Dr Kate Darling is a research specialist in human-robot interaction, robot ethics and intellectual property theory and policy at the Massachusetts Institute of Technology (MIT) Media Lab. In her new book, The New Breed, she argues that we would be better prepared for the future if we started thinking about robots and artificial intelligence (AI) like animals.

What is wrong with the way we think about robots?
So often we subconsciously compare robots to humans and AI to human intelligence. The comparison limits our imagination. Focused on trying to recreate ourselves, we’re not thinking creatively about how to use robots to help humans flourish.

Why is an animal analogy better?
We have domesticated animals because they are useful to us – oxen to plough our fields, pigeon delivery systems. Animals and robots aren’t the same, but the analogy moves us away from the persistent robot-human one. It opens our mind to other possibilities – that robots can be our partners – and lets us see some of the choices we have in shaping how we use the technology.

But companies are trying to develop robots to take humans out of the equation – driverless robot cars, package delivery by drone. Doesn’t an animal analogy conceal what, in fact, is a significant threat?
There is a threat to people’s jobs. But that threat is not the robots - it is company decisions that are driven by a broader economic and political system of corporate capitalism. The animal analogy helps illustrate that we have some options. The different ways that we’ve harnessed animals’ skills in the past shows we could choose to design and use this technology as a supplement to human labour, instead of just trying to automate people away.

Who should be responsible when a robot causes harm? In the middle ages, animals were put on trial and punished…
We did it for hundreds of years of western history: pigs, horses, dogs and plagues of locusts – and rats too. And bizarrely the trials followed the same rules as human trials. It seems so strange today because we don’t hold animals morally accountable for their actions. But my worry when it comes to robots is, because of the robot-human comparison, we’re going to fall into this same type of middle ages animal trial fallacy, where we try to hold them accountable to human standards. And we are starting to see glimmers of that, where companies and governments say: “Oh, it wasn’t our fault, it was this algorithm.” .

I don’t disagree that robots would deserve rights if they became conscious or sentient. But that's a far-future scenario

Shouldn’t we hold robot manufacturers responsible for any harm?
My concern is that companies are being let off the hook. In the case of the cyclist killed by a self-driving Uber car in 2018, the back-up driver was held responsible instead of the manufacturer. The argument from the companies is that they shouldn’t be responsible for learning technology, because they aren’t able to foresee or plan for every possibility. I take inspiration from historical models of how we have assigned legal responsibility when animals cause unanticipated harm: for example, in some cases, we distinguish between dangerous and safer animals and solutions range from holding owners strictly responsible to allowing some flexibility, depending on the context. If your tiny poodle bites someone on the street, totally unexpectedly for the first time, you’re not going to be punished like you would if it were a cheetah. But the main point is that unforeseeable behaviour isn’t a new problem and we shouldn’t let companies argue that it is.
= = = = = = =
> _What you have to do_
Copy out the robot interview from "I don’t disagree" up to and including "for any harm?", swapping "sentient" for "self-aware".
= = = = = = =
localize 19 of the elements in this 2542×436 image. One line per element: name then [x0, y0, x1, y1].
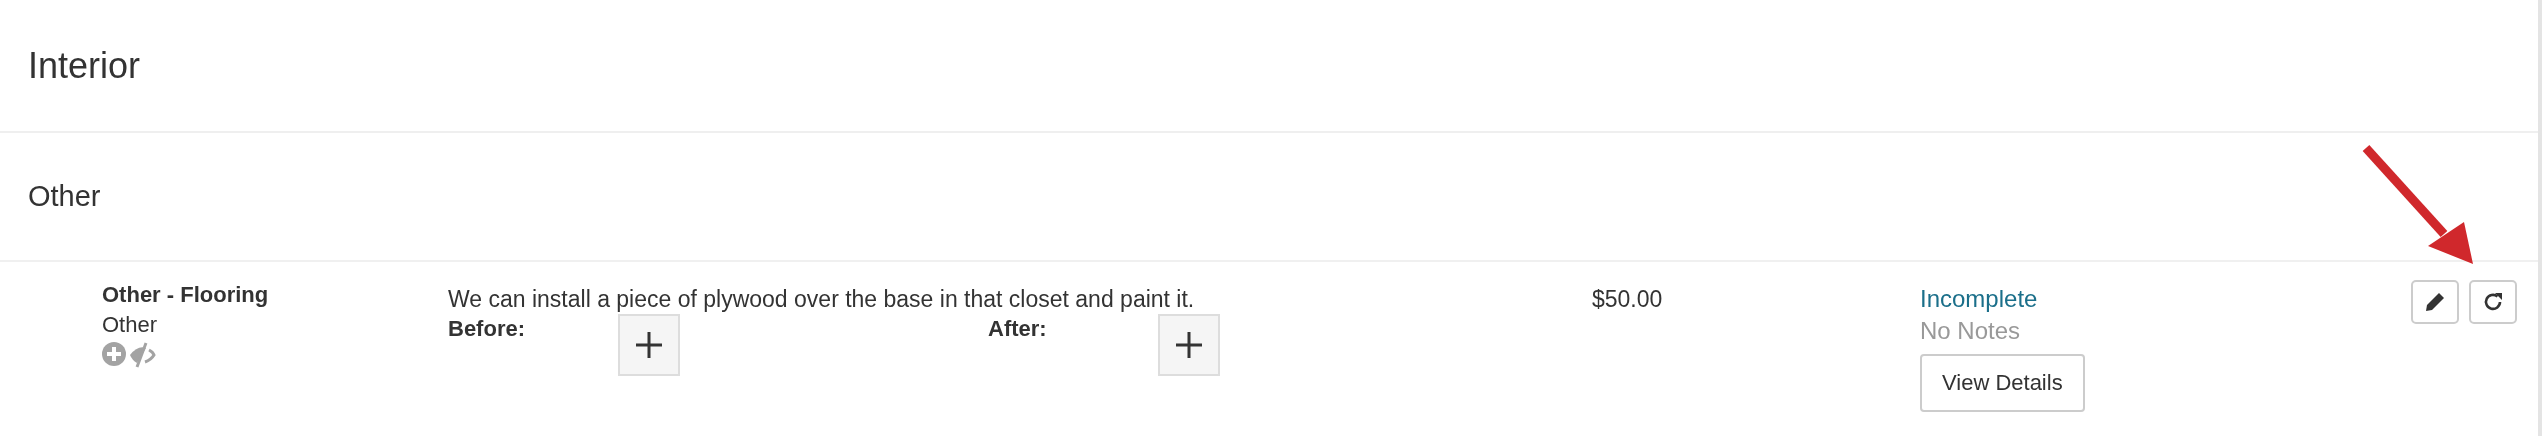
notes-text: No Notes [1920, 316, 2022, 346]
edit-button[interactable] [2411, 280, 2459, 324]
plus-icon [1175, 331, 1203, 359]
status-link[interactable]: Incomplete [1920, 284, 2411, 314]
pencil-icon [2424, 291, 2446, 313]
photo-label: Before: [448, 315, 526, 343]
section-title: Interior [28, 44, 141, 87]
refresh-icon [2482, 291, 2504, 313]
add-photo-button[interactable] [618, 314, 680, 376]
item-name: Other - Flooring [102, 281, 270, 309]
item-price: $50.00 [1592, 285, 1664, 314]
plus-icon [635, 331, 663, 359]
photo-label: After: [988, 315, 1048, 343]
view-details-button[interactable]: View Details [1920, 354, 2085, 412]
item-description: We can install a piece of plywood over the base in that closet and paint it. [448, 285, 1196, 314]
group-title: Other [28, 180, 101, 213]
refresh-button[interactable] [2469, 280, 2517, 324]
item-category: Other [102, 311, 159, 339]
add-photo-button[interactable] [1158, 314, 1220, 376]
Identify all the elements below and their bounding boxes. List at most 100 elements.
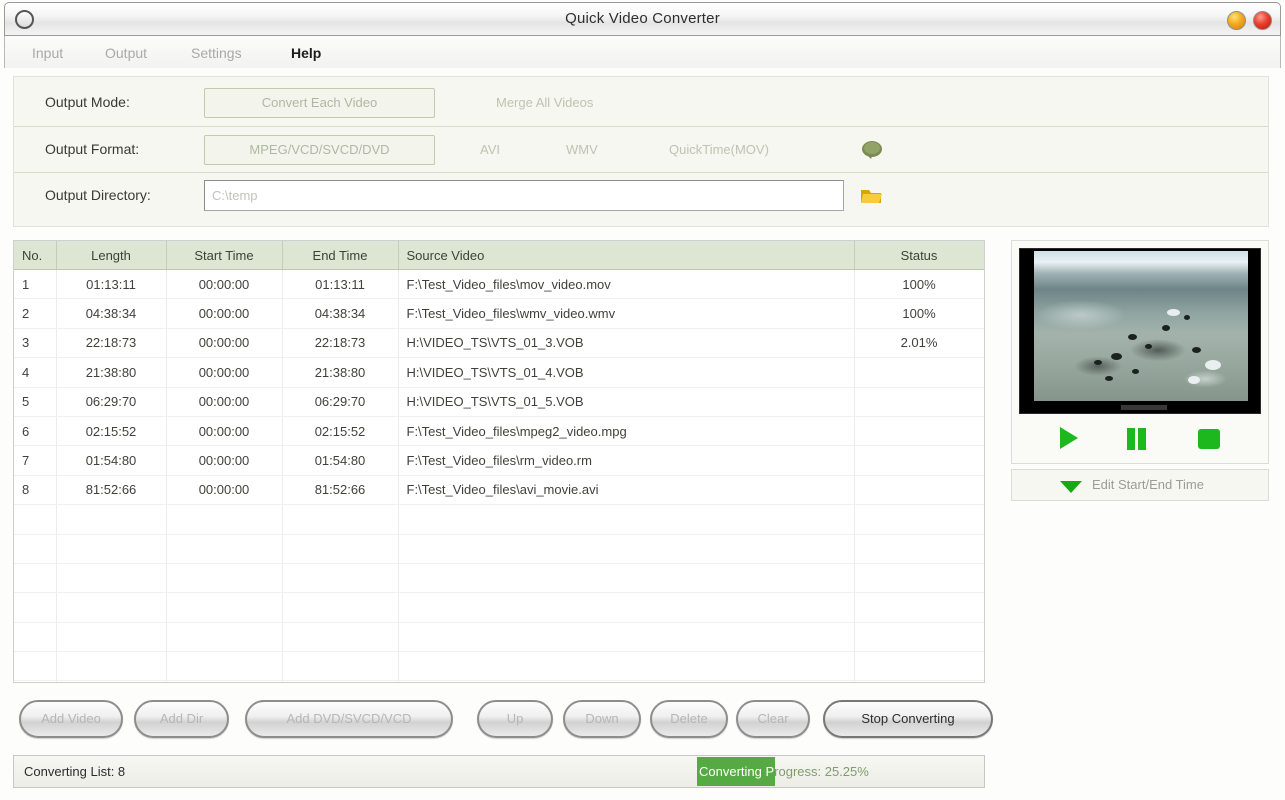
table-cell-empty <box>854 563 984 594</box>
output-format-selected[interactable]: MPEG/VCD/SVCD/DVD <box>204 135 435 165</box>
output-directory-input[interactable] <box>204 180 844 211</box>
table-cell-source: F:\Test_Video_files\mpeg2_video.mpg <box>398 416 855 447</box>
conversion-progress-label-highlight: Converting Progress: 25.25% <box>699 764 775 779</box>
table-cell-end: 01:54:80 <box>282 445 399 476</box>
table-cell-no: 5 <box>14 387 57 417</box>
column-header-status[interactable]: Status <box>854 241 984 270</box>
table-row-empty[interactable] <box>14 622 984 653</box>
table-cell-empty <box>166 622 283 653</box>
table-cell-empty <box>166 534 283 564</box>
table-row[interactable]: 5 06:29:70 00:00:00 06:29:70 H:\VIDEO_TS\VTS… <box>14 387 984 417</box>
table-cell-empty <box>14 534 57 564</box>
video-preview-frame[interactable] <box>1019 248 1261 414</box>
table-cell-empty <box>854 622 984 653</box>
table-row[interactable]: 8 81:52:66 00:00:00 81:52:66 F:\Test_Video_f… <box>14 475 984 506</box>
table-cell-empty <box>398 504 855 535</box>
status-bar: Converting List: 8 Converting Progress: … <box>13 755 985 788</box>
delete-button[interactable]: Delete <box>650 700 728 738</box>
table-row-empty[interactable] <box>14 563 984 594</box>
format-settings-icon[interactable] <box>859 139 885 163</box>
folder-open-icon[interactable] <box>859 184 885 208</box>
column-header-length[interactable]: Length <box>56 241 167 270</box>
table-cell-source: F:\Test_Video_files\mov_video.mov <box>398 269 855 300</box>
table-cell-empty <box>56 680 167 682</box>
table-cell-status: 100% <box>854 269 984 300</box>
add-dir-button[interactable]: Add Dir <box>134 700 229 738</box>
stop-converting-button[interactable]: Stop Converting <box>823 700 993 738</box>
title-bar: Quick Video Converter <box>4 2 1281 36</box>
table-row[interactable]: 7 01:54:80 00:00:00 01:54:80 F:\Test_Video_f… <box>14 445 984 476</box>
table-row-empty[interactable] <box>14 680 984 682</box>
panel-divider-1 <box>14 126 1268 127</box>
table-row[interactable]: 6 02:15:52 00:00:00 02:15:52 F:\Test_Video_f… <box>14 416 984 447</box>
table-row[interactable]: 4 21:38:80 00:00:00 21:38:80 H:\VIDEO_TS\VTS… <box>14 357 984 388</box>
table-cell-end: 06:29:70 <box>282 387 399 417</box>
table-cell-status <box>854 416 984 447</box>
output-format-quicktime[interactable]: QuickTime(MOV) <box>669 142 769 157</box>
output-mode-merge-all[interactable]: Merge All Videos <box>496 95 593 110</box>
table-cell-start: 00:00:00 <box>166 475 283 506</box>
table-cell-no: 1 <box>14 269 57 300</box>
table-cell-status: 2.01% <box>854 328 984 359</box>
menu-item-help[interactable]: Help <box>291 45 321 61</box>
output-format-label: Output Format: <box>45 141 140 157</box>
table-cell-source: F:\Test_Video_files\wmv_video.wmv <box>398 298 855 329</box>
table-cell-empty <box>854 592 984 623</box>
table-cell-length: 81:52:66 <box>56 475 167 506</box>
table-cell-start: 00:00:00 <box>166 357 283 388</box>
edit-start-end-time-label: Edit Start/End Time <box>1092 477 1204 492</box>
table-cell-length: 01:13:11 <box>56 269 167 300</box>
table-row-empty[interactable] <box>14 534 984 564</box>
table-row[interactable]: 1 01:13:11 00:00:00 01:13:11 F:\Test_Video_f… <box>14 269 984 300</box>
table-cell-length: 22:18:73 <box>56 328 167 359</box>
table-row[interactable]: 2 04:38:34 00:00:00 04:38:34 F:\Test_Video_f… <box>14 298 984 329</box>
output-options-panel: Output Mode: Convert Each Video Merge Al… <box>13 76 1269 227</box>
edit-start-end-time-button[interactable]: Edit Start/End Time <box>1011 469 1269 501</box>
menu-item-input[interactable]: Input <box>32 45 63 61</box>
close-button[interactable] <box>1253 11 1272 30</box>
table-cell-empty <box>14 680 57 682</box>
table-cell-empty <box>398 680 855 682</box>
add-disc-button[interactable]: Add DVD/SVCD/VCD <box>245 700 453 738</box>
table-cell-start: 00:00:00 <box>166 328 283 359</box>
menu-item-output[interactable]: Output <box>105 45 147 61</box>
column-header-source[interactable]: Source Video <box>398 241 855 270</box>
table-row[interactable]: 3 22:18:73 00:00:00 22:18:73 H:\VIDEO_TS\VTS… <box>14 328 984 359</box>
table-cell-empty <box>166 592 283 623</box>
output-format-wmv[interactable]: WMV <box>566 142 598 157</box>
column-header-no[interactable]: No. <box>14 241 57 270</box>
column-header-end[interactable]: End Time <box>282 241 399 270</box>
table-cell-no: 7 <box>14 445 57 476</box>
play-icon[interactable] <box>1056 427 1082 451</box>
table-cell-empty <box>14 504 57 535</box>
output-mode-selected[interactable]: Convert Each Video <box>204 88 435 118</box>
table-cell-start: 00:00:00 <box>166 298 283 329</box>
table-cell-empty <box>282 622 399 653</box>
up-button[interactable]: Up <box>477 700 553 738</box>
table-cell-status: 100% <box>854 298 984 329</box>
table-cell-length: 21:38:80 <box>56 357 167 388</box>
video-list-table[interactable]: No. Length Start Time End Time Source Vi… <box>13 240 985 683</box>
table-cell-length: 04:38:34 <box>56 298 167 329</box>
table-row-empty[interactable] <box>14 504 984 535</box>
video-thumbnail <box>1034 251 1248 411</box>
stop-icon[interactable] <box>1196 427 1222 451</box>
output-format-avi[interactable]: AVI <box>480 142 500 157</box>
clear-button[interactable]: Clear <box>736 700 810 738</box>
table-cell-status <box>854 475 984 506</box>
output-directory-row: Output Directory: <box>14 172 1268 219</box>
table-row-empty[interactable] <box>14 592 984 623</box>
menu-item-settings[interactable]: Settings <box>191 45 242 61</box>
table-row-empty[interactable] <box>14 651 984 682</box>
table-cell-no: 8 <box>14 475 57 506</box>
add-video-button[interactable]: Add Video <box>19 700 123 738</box>
table-cell-empty <box>166 504 283 535</box>
triangle-down-icon <box>1060 481 1082 493</box>
application-window: Quick Video Converter Input Output Setti… <box>0 0 1285 800</box>
down-button[interactable]: Down <box>563 700 641 738</box>
column-header-start[interactable]: Start Time <box>166 241 283 270</box>
table-cell-empty <box>282 534 399 564</box>
pause-icon[interactable] <box>1124 427 1150 451</box>
minimize-button[interactable] <box>1227 11 1246 30</box>
output-mode-label: Output Mode: <box>45 94 130 110</box>
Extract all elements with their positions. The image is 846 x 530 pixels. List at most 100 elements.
= = = = = = =
> _Answer to the exercise_
I don’t disagree that robots would deserve rights if they became conscious or self-aware. But that's a far-future scenario

Shouldn’t we hold robot manufacturers responsible for any harm?